原文材料 -
ResourceManage中Slot的管理
ResourceManager资源管理器其继承了FencedRpcEndpoint实现了RPC服务,其内部组件主要包含
- 管理所有TaskExecutor上报的slot资源、申请(SlotManager)
- 为每个job任务选择出对应ha可用的JobMaster,并将该job任务分配该JobMaster服务(JobLeaderIdService)、高可用leader选举服务leaderElectionService等
- 心跳管理器taskManagerHeartbeatManager、jobManagerHeartbeatManager(HeartbeatManagerSenderImpl)
- 指标监控服务MetricRegistry等
- 所有已注册的TaskExecutors
之后其会调用ResourceManager#start()方法来启动此RM;在ResourceManager启动的回调函数中,会通过HighAvailabilityServices获取到选举服务,从而参与到选举之中。并启动JobLeaderIdService,管理向当前ResourceManager注册的作业的leader id。其主要启动服务内容如下:
在上诉简单分析了TaskExecutor中slot的管理机制,其主要针对单个TaskExecutor上的slot资源进行分配管理,而ResoureManager需要对所有注册的TaskExecutor上的slot进行统一的资源管理。所有的JobManager都是通过向ResourceManager进行资源的申请,ResourceManager会实时的根据当前集群(ResoureManager--TaskExecutor--JobManager)的计算资源使用情况将对应资源的请求"转发"给TaskExecutor进行slot资源的申请。
SlotManager
SlotManager从全局的角度维护了当前有多少个taskManager、每个taskManager有多少空闲的slot和slot等资源的使用情况。当flink作业调度执行时,根据slot分配策略为task分配执行的位置。其主要功能如下:
- 对TaskManager提供注册、取消注册、空闲退出等管理操作,注册则集群可用的slot资源变多,取消注册、空闲退出则释放资源,交还给资源管理集群。
- 对Flink作业,接收slot的请求和释放、资源汇报等。当资源不足的时候,SlotManager将资源请求暂存在等待队列中,SlotManager通知ResourceManager去申请更多的资源,启动新的taskManager,taskManager注册到SlotManager之后,SlotManager就有可用的新资源了,从等待队列中依次分配资源。
ResourceManager中是通过委托给其内部slot组件SlotManager来管理slot资源。SlotManager维护了所有已经注册的TaskExecutor上的所有slot的状态以及它们的分配情况。SlotManager还维护了所有处于等待状态的slot请求(pendingSlotRequests)。每当有一个新的slot注册或者一个已经分配的slot被释放的时候,SlotManager会尝试去满足处于等待状态的slot request。如果可用的slot不足以满足要求,SlotManager会通过ResourceActions#allocateResource(ResourceProfile)来告知ResourceManager,其会向ResourceManager来申请额外的slot资源(比如向Yarn申请额外的container资源);ResourceManager可能会尝试启动新的TaskExecutor(如Yarn模式下)。此外,长时间处于空闲状态的TaskExecutor或者长时间没有被满足的pending slot request,会触发超时机制进行处理。

所给记录 -
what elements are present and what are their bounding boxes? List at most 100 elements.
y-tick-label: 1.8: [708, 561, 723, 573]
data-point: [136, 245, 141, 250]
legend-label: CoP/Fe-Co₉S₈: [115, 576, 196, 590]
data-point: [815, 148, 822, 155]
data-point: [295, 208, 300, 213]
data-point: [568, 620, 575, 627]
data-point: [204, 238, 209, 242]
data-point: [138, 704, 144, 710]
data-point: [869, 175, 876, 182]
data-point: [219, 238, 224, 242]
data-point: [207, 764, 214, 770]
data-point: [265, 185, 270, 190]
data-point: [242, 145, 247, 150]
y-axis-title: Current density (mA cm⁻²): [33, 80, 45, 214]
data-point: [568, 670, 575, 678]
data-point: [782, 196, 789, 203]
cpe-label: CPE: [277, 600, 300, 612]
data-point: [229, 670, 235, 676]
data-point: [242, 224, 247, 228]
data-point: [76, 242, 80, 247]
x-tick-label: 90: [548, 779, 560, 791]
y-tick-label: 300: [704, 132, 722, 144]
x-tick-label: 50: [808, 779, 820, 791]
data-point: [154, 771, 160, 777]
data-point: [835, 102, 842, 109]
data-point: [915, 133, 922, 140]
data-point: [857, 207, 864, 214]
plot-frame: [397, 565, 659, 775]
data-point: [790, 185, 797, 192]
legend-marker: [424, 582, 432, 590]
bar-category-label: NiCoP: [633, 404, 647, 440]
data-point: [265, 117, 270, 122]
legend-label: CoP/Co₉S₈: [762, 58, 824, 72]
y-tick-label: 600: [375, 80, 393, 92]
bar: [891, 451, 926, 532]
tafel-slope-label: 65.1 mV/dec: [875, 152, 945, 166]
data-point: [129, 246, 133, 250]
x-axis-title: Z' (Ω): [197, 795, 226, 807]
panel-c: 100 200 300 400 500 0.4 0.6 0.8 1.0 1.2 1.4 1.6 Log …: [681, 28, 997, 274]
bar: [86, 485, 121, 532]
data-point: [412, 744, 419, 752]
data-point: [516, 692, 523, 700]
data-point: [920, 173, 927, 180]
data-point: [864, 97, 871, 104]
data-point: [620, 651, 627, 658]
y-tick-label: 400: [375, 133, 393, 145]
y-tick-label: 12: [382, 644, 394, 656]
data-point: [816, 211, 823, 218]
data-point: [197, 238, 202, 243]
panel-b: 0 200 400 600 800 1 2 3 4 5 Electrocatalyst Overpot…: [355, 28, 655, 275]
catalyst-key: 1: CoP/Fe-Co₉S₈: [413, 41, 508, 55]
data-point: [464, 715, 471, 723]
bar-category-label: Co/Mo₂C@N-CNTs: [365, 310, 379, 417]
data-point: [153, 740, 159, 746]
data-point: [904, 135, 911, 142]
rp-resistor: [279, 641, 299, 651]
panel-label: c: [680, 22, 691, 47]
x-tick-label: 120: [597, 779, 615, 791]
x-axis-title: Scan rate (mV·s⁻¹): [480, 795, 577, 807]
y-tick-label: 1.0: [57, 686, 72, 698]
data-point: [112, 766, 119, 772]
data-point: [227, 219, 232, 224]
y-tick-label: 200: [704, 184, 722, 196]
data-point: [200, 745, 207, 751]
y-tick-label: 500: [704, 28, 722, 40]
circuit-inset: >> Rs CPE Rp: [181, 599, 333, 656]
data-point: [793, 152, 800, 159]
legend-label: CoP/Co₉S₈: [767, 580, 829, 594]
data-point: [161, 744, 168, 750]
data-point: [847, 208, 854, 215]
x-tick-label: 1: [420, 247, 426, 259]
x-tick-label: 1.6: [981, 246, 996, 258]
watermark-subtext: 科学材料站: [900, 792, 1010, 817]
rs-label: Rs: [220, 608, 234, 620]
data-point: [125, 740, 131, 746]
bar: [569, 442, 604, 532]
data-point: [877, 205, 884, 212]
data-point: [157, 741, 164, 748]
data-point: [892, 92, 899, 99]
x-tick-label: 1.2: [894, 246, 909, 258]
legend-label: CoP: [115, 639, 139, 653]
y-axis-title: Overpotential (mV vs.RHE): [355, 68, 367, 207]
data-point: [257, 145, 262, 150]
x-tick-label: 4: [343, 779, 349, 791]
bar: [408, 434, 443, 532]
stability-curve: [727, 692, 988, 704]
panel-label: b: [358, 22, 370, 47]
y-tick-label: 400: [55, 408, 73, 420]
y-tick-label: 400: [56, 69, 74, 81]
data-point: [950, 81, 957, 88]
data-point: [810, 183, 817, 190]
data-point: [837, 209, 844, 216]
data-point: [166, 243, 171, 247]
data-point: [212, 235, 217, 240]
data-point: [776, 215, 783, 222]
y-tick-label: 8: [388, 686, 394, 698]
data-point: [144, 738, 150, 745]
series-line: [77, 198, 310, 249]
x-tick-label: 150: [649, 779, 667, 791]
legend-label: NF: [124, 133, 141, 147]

练习任务 -
- a) 请照原文抄出ResourceManager中Slot管理一文从“- 为每个job任务选择出对”起到“gerSenderImpl)”止的这一段。
- b) 紧接ResourceManager中Slot管理一文的最后一句往下续写。

参考答案 -
- a)
- 为每个job任务选择出对应ha可用的JobMaster,并将该job任务分配该JobMaster服务(JobLeaderIdService)、高可用leader选举服务leaderElectionService等
- 心跳管理器taskManagerHeartbeatManager、jobManagerHeartbeatManager(HeartbeatManagerSenderImpl)

- b)
SlotManager组件内部的一些比较重要的成员变量如下;其主要是对应的slot资源的状态和待处理的pending slot request:
class SlotManager {
/** Map for all registered slots. */
private final HashMap<SlotID, TaskManagerSlot> slots; // 所有的slot资源
/** Index of all currently free slots. */
private final LinkedHashMap<SlotID, TaskManagerSlot> freeSlots;
/** All currently registered task managers. */
private final HashMap<InstanceID, TaskManagerRegistration> taskManagerRegistrations; // 所有已经注册的task managers
/** Map of fulfilled and active allocations for request deduplication purposes. */
private final HashMap<AllocationID, SlotID> fulfilledSlotRequests;
/** Map of pending/unfulfilled slot allocation requests. */
private final HashMap<AllocationID, PendingSlotRequest> pendingSlotRequests;
// 当前ResourceManager资源不足的时候会通过ResourceActions#allocateResource(ResourceProfile)向Yarn(yarn cluster模式)申请新的资源
// 会可能尝试启动新的TaskManager,也可能什么也不做
// 这些新申请的资源会被封装为 PendingTaskManagerSlot
private final HashMap<TaskManagerSlotId, PendingTaskManagerSlot> pendingSlots;
/** ResourceManager's id. */
private ResourceManagerId resourceManagerId;
/** Callbacks for resource (de-)allocations. */
private ResourceActions resourceActions;
}
Slot注册及周期性心跳上报
当一个新的TaskManager向RM注册的时候,其会通过RPC方式调用ResourceManager#registerTaskExecutor()方法进行自身TaskManager的注册;主要是将自己的注册信息(注册接口、连接信息、硬件描述等)放在对应的ResourceManager#Map<ResourceID, WorkerRegistration<WorkerType>> taskExecutors对象中;并且RM向对应的TM返回对应的注册成功信息(registrationId、resourceManagerResourceId、clusterInformation)对象TaskExecutorRegistrationSuccess;TaskManager接受到RM返回响应的注册成功信息后;其会回调自己的TaskManager#TaskExecutorToResourceManagerConnection#ResourceManagerRegistrationListener#onRegistrationSuccess()注册成功回调监听函数来进行TM到RM的连接建立以及向对应的RM进行RPC接口:slot资源的上报resourceManagerGateway.sendSlotReport();
ResourceManager在接收到来自TaskExecutor进行的RPC接口调用请求:sendSlotReport slot资源信息上报的时候;其会委托给内部的组件SlotManager进行对应TaskExecutor slot资源的注册;
此外除此之外,TaskExecutor也会定期通过心跳向ResourceManager报告slot的状态。在reportSlotStatus方法中会更新slot的状态。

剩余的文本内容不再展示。